• Stated task:
Exactly repeat all the records below, omitting the images they hold.

• Rows:
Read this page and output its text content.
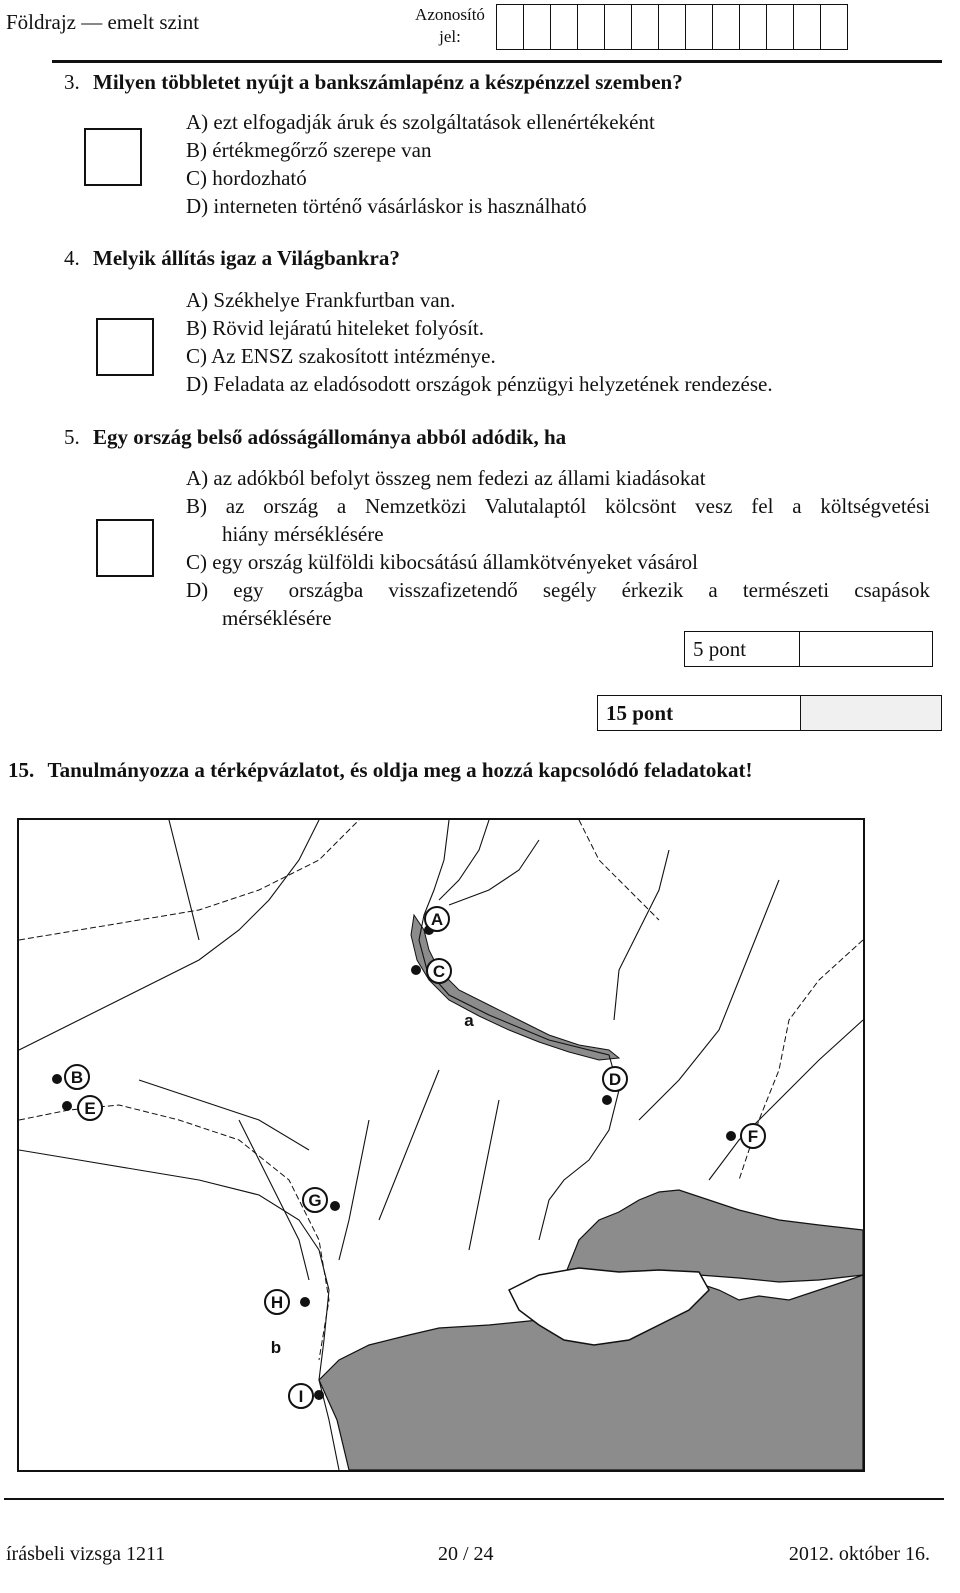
Földrajz — emelt szint	Azonosító
jel:
3. Milyen többletet nyújt a bankszámlapénz a készpénzzel szemben?
A) ezt elfogadják áruk és szolgáltatások ellenértékeként
B) értékmegőrző szerepe van
C) hordozható
D) interneten történő vásárláskor is használható
4. Melyik állítás igaz a Világbankra?
A) Székhelye Frankfurtban van.
B) Rövid lejáratú hiteleket folyósít.
C) Az ENSZ szakosított intézménye.
D) Feladata az eladósodott országok pénzügyi helyzetének rendezése.
5. Egy ország belső adósságállománya abból adódik, ha
A) az adókból befolyt összeg nem fedezi az állami kiadásokat
B) az ország a Nemzetközi Valutalaptól kölcsönt vesz fel a költségvetési
hiány mérséklésére
C) egy ország külföldi kibocsátású államkötvényeket vásárol
D) egy országba visszafizetendő segély érkezik a természeti csapások
mérséklésére
5 pont
15 pont
15. Tanulmányozza a térképvázlatot, és oldja meg a hozzá kapcsolódó feladatokat!
A
C
B
E
D
F
G
H
I
a
b
írásbeli vizsga 1211	20 / 24	2012. október 16.
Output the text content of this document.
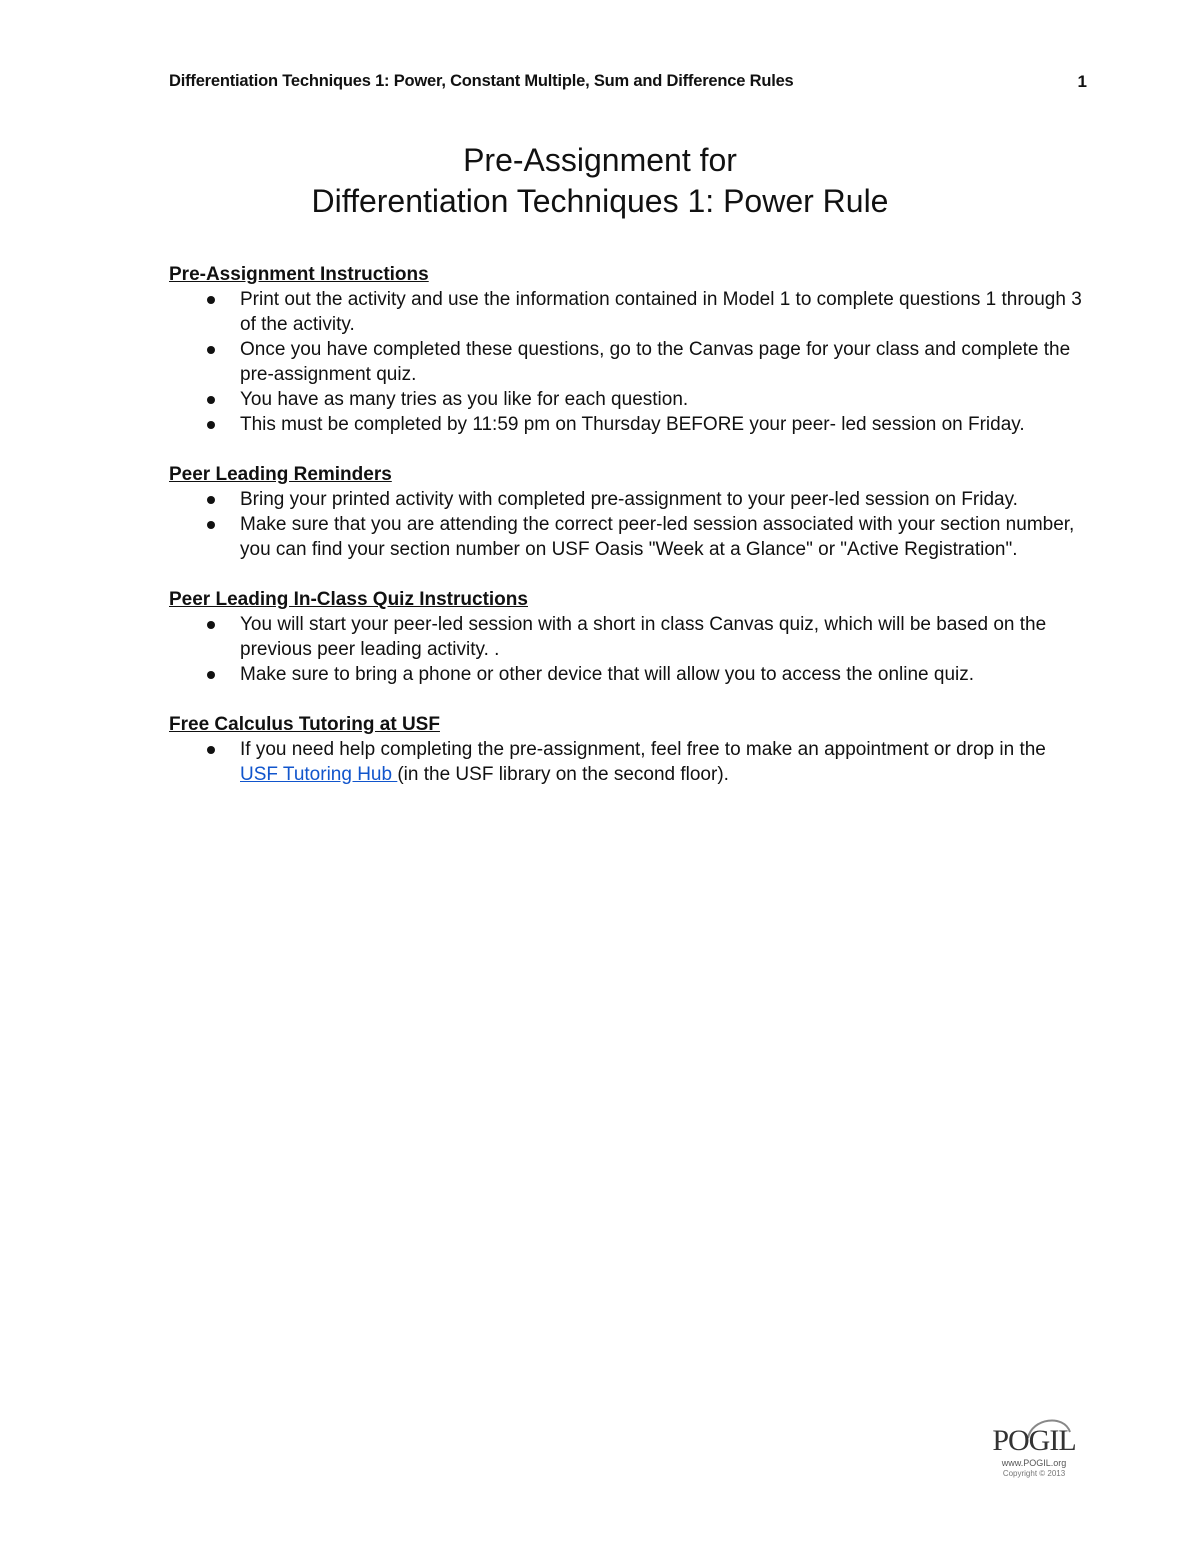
Differentiation Techniques 1: Power, Constant Multiple, Sum and Difference Rules	1
Pre-Assignment for
Differentiation Techniques 1: Power Rule
Pre-Assignment Instructions
Print out the activity and use the information contained in Model 1 to complete questions 1 through 3 of the activity.
Once you have completed these questions, go to the Canvas page for your class and complete the pre-assignment quiz.
You have as many tries as you like for each question.
This must be completed by 11:59 pm on Thursday BEFORE your peer- led session on Friday.
Peer Leading Reminders
Bring your printed activity with completed pre-assignment to your peer-led session on Friday.
Make sure that you are attending the correct peer-led session associated with your section number, you can find your section number on USF Oasis "Week at a Glance" or "Active Registration".
Peer Leading In-Class Quiz Instructions
You will start your peer-led session with a short in class Canvas quiz, which will be based on the previous peer leading activity. .
Make sure to bring a phone or other device that will allow you to access the online quiz.
Free Calculus Tutoring at USF
If you need help completing the pre-assignment, feel free to make an appointment or drop in the USF Tutoring Hub (in the USF library on the second floor).
POGIL
www.POGIL.org
Copyright © 2013
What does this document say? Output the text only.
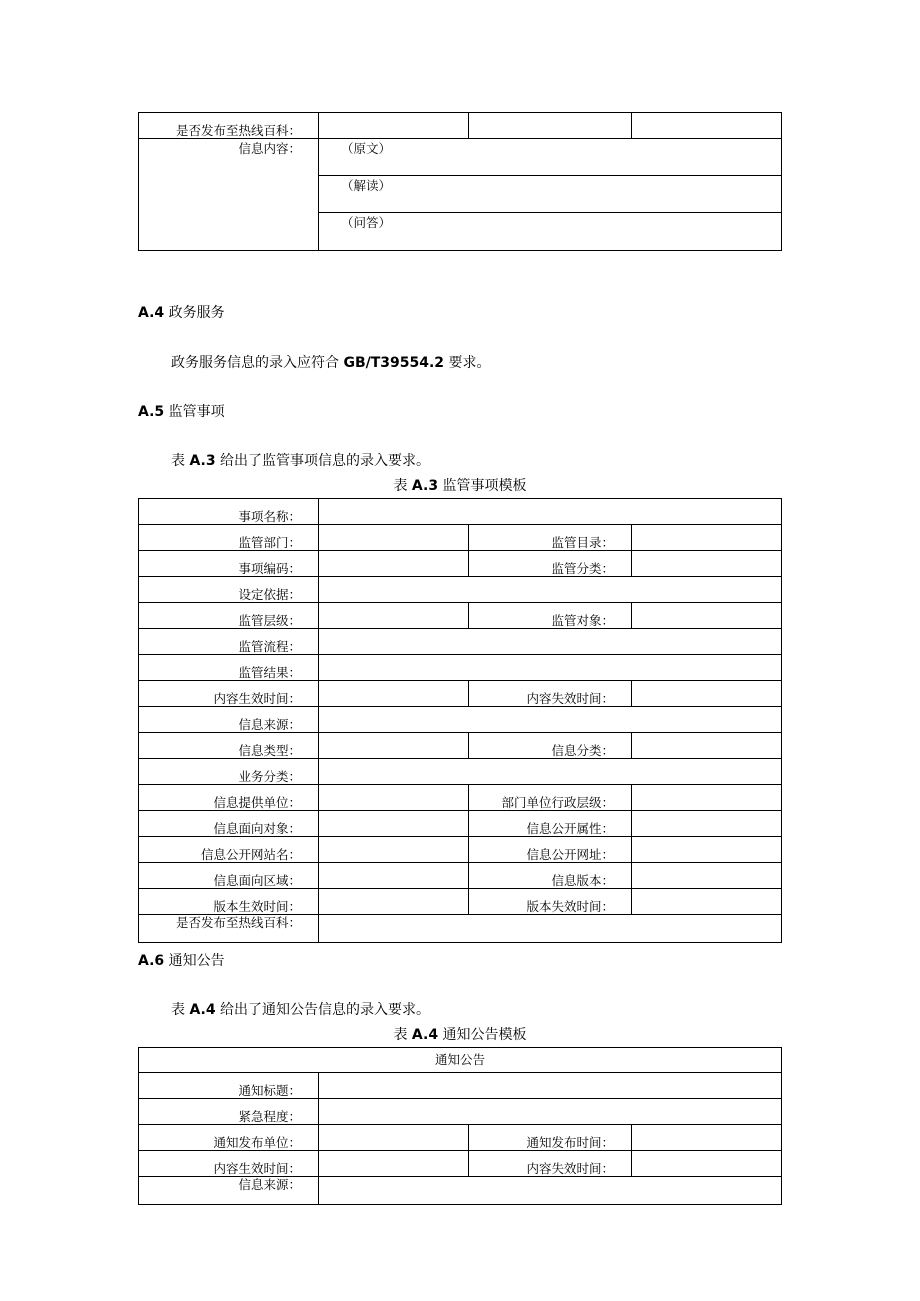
是否发布至热线百科：			
信息内容：	（原文）		

	（解读）		

	（问答）		
A.4 政务服务
政务服务信息的录入应符合 GB/T39554.2 要求。
A.5 监管事项
表 A.3 给出了监管事项信息的录入要求。
表 A.3 监管事项模板
事项名称：			
监管部门：		监管目录：	
事项编码：		监管分类：	
设定依据：			
监管层级：		监管对象：	
监管流程：			
监管结果：			
内容生效时间：		内容失效时间：	
信息来源：			
信息类型：		信息分类：	
业务分类：			
信息提供单位：		部门单位行政层级：	
信息面向对象：		信息公开属性：	
信息公开网站名：		信息公开网址：	
信息面向区域：		信息版本：	
版本生效时间：		版本失效时间：	
是否发布至热线百科：			
A.6 通知公告
表 A.4 给出了通知公告信息的录入要求。
表 A.4 通知公告模板
通知公告			
通知标题：			
紧急程度：			
通知发布单位：		通知发布时间：	
内容生效时间：		内容失效时间：	
信息来源：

• Full output:
Read this page and output its text content.
Földrajz — emelt szint	Azonosító
jel:
3. Milyen többletet nyújt a bankszámlapénz a készpénzzel szemben?
A) ezt elfogadják áruk és szolgáltatások ellenértékeként
B) értékmegőrző szerepe van
C) hordozható
D) interneten történő vásárláskor is használható
4. Melyik állítás igaz a Világbankra?
A) Székhelye Frankfurtban van.
B) Rövid lejáratú hiteleket folyósít.
C) Az ENSZ szakosított intézménye.
D) Feladata az eladósodott országok pénzügyi helyzetének rendezése.
5. Egy ország belső adósságállománya abból adódik, ha
A) az adókból befolyt összeg nem fedezi az állami kiadásokat
B) az ország a Nemzetközi Valutalaptól kölcsönt vesz fel a költségvetési
hiány mérséklésére
C) egy ország külföldi kibocsátású államkötvényeket vásárol
D) egy országba visszafizetendő segély érkezik a természeti csapások
mérséklésére
5 pont
15 pont
15. Tanulmányozza a térképvázlatot, és oldja meg a hozzá kapcsolódó feladatokat!
A
C
B
E
D
F
G
H
I
a
b
írásbeli vizsga 1211	20 / 24	2012. október 16.
Output the text content of this document.
Differentiation Techniques 1: Power, Constant Multiple, Sum and Difference Rules	1
Pre-Assignment for
Differentiation Techniques 1: Power Rule
Pre-Assignment Instructions
Print out the activity and use the information contained in Model 1 to complete questions 1 through 3 of the activity.
Once you have completed these questions, go to the Canvas page for your class and complete the pre-assignment quiz.
You have as many tries as you like for each question.
This must be completed by 11:59 pm on Thursday BEFORE your peer- led session on Friday.
Peer Leading Reminders
Bring your printed activity with completed pre-assignment to your peer-led session on Friday.
Make sure that you are attending the correct peer-led session associated with your section number, you can find your section number on USF Oasis "Week at a Glance" or "Active Registration".
Peer Leading In-Class Quiz Instructions
You will start your peer-led session with a short in class Canvas quiz, which will be based on the previous peer leading activity. .
Make sure to bring a phone or other device that will allow you to access the online quiz.
Free Calculus Tutoring at USF
If you need help completing the pre-assignment, feel free to make an appointment or drop in the USF Tutoring Hub (in the USF library on the second floor).
POGIL
www.POGIL.org
Copyright © 2013
What does this document say? Output the text only.
是否发布至热线百科：			
信息内容：	（原文）		

	（解读）		

	（问答）		
A.4 政务服务
政务服务信息的录入应符合 GB/T39554.2 要求。
A.5 监管事项
表 A.3 给出了监管事项信息的录入要求。
表 A.3 监管事项模板
事项名称：			
监管部门：		监管目录：	
事项编码：		监管分类：	
设定依据：			
监管层级：		监管对象：	
监管流程：			
监管结果：			
内容生效时间：		内容失效时间：	
信息来源：			
信息类型：		信息分类：	
业务分类：			
信息提供单位：		部门单位行政层级：	
信息面向对象：		信息公开属性：	
信息公开网站名：		信息公开网址：	
信息面向区域：		信息版本：	
版本生效时间：		版本失效时间：	
是否发布至热线百科：			
A.6 通知公告
表 A.4 给出了通知公告信息的录入要求。
表 A.4 通知公告模板
通知公告			
通知标题：			
紧急程度：			
通知发布单位：		通知发布时间：	
内容生效时间：		内容失效时间：	
信息来源：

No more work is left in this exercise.